__INSTRUCTIONS FOR THE TASK__: Every line below must be reproduced exactly. Copy them all.

__RECORDS TO PROCESS__:
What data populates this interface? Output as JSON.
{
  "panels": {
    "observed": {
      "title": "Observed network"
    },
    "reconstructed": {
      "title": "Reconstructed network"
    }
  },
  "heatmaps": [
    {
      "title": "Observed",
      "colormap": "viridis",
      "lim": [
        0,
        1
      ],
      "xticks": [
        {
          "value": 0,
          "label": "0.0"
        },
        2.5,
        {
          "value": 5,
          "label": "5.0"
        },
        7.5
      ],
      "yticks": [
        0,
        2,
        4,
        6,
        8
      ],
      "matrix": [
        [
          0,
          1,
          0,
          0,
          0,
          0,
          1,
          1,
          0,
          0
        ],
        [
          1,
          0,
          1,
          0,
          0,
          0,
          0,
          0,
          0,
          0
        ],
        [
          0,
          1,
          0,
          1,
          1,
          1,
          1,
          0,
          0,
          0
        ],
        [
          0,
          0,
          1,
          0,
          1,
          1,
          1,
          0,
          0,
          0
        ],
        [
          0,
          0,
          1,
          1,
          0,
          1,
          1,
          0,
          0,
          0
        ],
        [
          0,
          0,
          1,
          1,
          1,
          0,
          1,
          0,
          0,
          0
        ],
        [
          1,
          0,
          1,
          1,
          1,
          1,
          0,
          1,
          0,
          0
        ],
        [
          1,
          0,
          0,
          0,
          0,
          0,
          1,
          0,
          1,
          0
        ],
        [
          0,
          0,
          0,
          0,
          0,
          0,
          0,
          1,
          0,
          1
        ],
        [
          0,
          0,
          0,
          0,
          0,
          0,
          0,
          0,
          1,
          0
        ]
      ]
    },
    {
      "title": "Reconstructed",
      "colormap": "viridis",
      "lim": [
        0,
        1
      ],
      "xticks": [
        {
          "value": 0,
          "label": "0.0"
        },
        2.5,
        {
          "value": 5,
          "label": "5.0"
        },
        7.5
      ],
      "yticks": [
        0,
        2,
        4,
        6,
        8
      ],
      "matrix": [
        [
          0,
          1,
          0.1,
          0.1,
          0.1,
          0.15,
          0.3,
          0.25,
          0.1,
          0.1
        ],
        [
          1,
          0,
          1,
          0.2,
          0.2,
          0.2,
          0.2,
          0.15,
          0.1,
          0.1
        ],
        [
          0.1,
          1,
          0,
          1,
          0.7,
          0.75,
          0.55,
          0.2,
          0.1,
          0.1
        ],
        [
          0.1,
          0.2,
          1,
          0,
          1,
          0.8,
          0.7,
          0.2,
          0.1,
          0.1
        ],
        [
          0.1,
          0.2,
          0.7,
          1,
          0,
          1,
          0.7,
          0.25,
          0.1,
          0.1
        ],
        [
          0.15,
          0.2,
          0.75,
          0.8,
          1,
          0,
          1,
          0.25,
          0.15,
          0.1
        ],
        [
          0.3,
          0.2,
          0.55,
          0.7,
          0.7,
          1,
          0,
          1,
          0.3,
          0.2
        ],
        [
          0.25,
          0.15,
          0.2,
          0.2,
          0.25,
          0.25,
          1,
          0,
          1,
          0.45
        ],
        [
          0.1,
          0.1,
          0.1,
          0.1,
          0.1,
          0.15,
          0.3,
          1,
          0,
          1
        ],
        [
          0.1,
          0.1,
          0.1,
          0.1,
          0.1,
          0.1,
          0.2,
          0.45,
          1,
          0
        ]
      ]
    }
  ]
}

__TASK RESULT__:
What data populates this interface? Output as JSON.
{
  "panels": {
    "observed": {
      "title": "Observed network"
    },
    "reconstructed": {
      "title": "Reconstructed network"
    }
  },
  "heatmaps": [
    {
      "title": "Observed",
      "colormap": "viridis",
      "lim": [
        0,
        1
      ],
      "xticks": [
        {
          "value": 0,
          "label": "0.0"
        },
        2.5,
        {
          "value": 5,
          "label": "5.0"
        },
        7.5
      ],
      "yticks": [
        0,
        2,
        4,
        6,
        8
      ],
      "matrix": [
        [
          0,
          1,
          0,
          0,
          0,
          0,
          1,
          1,
          0,
          0
        ],
        [
          1,
          0,
          1,
          0,
          0,
          0,
          0,
          0,
          0,
          0
        ],
        [
          0,
          1,
          0,
          1,
          1,
          1,
          1,
          0,
          0,
          0
        ],
        [
          0,
          0,
          1,
          0,
          1,
          1,
          1,
          0,
          0,
          0
        ],
        [
          0,
          0,
          1,
          1,
          0,
          1,
          1,
          0,
          0,
          0
        ],
        [
          0,
          0,
          1,
          1,
          1,
          0,
          1,
          0,
          0,
          0
        ],
        [
          1,
          0,
          1,
          1,
          1,
          1,
          0,
          1,
          0,
          0
        ],
        [
          1,
          0,
          0,
          0,
          0,
          0,
          1,
          0,
          1,
          0
        ],
        [
          0,
          0,
          0,
          0,
          0,
          0,
          0,
          1,
          0,
          1
        ],
        [
          0,
          0,
          0,
          0,
          0,
          0,
          0,
          0,
          1,
          0
        ]
      ]
    },
    {
      "title": "Reconstructed",
      "colormap": "viridis",
      "lim": [
        0,
        1
      ],
      "xticks": [
        {
          "value": 0,
          "label": "0.0"
        },
        2.5,
        {
          "value": 5,
          "label": "5.0"
        },
        7.5
      ],
      "yticks": [
        0,
        2,
        4,
        6,
        8
      ],
      "matrix": [
        [
          0,
          1,
          0.1,
          0.1,
          0.1,
          0.15,
          0.3,
          0.25,
          0.1,
          0.1
        ],
        [
          1,
          0,
          1,
          0.2,
          0.2,
          0.2,
          0.2,
          0.15,
          0.1,
          0.1
        ],
        [
          0.1,
          1,
          0,
          1,
          0.7,
          0.75,
          0.55,
          0.2,
          0.1,
          0.1
        ],
        [
          0.1,
          0.2,
          1,
          0,
          1,
          0.8,
          0.7,
          0.2,
          0.1,
          0.1
        ],
        [
          0.1,
          0.2,
          0.7,
          1,
          0,
          1,
          0.7,
          0.25,
          0.1,
          0.1
        ],
        [
          0.15,
          0.2,
          0.75,
          0.8,
          1,
          0,
          1,
          0.25,
          0.15,
          0.1
        ],
        [
          0.3,
          0.2,
          0.55,
          0.7,
          0.7,
          1,
          0,
          1,
          0.3,
          0.2
        ],
        [
          0.25,
          0.15,
          0.2,
          0.2,
          0.25,
          0.25,
          1,
          0,
          1,
          0.45
        ],
        [
          0.1,
          0.1,
          0.1,
          0.1,
          0.1,
          0.15,
          0.3,
          1,
          0,
          1
        ],
        [
          0.1,
          0.1,
          0.1,
          0.1,
          0.1,
          0.1,
          0.2,
          0.45,
          1,
          0
        ]
      ]
    }
  ]
}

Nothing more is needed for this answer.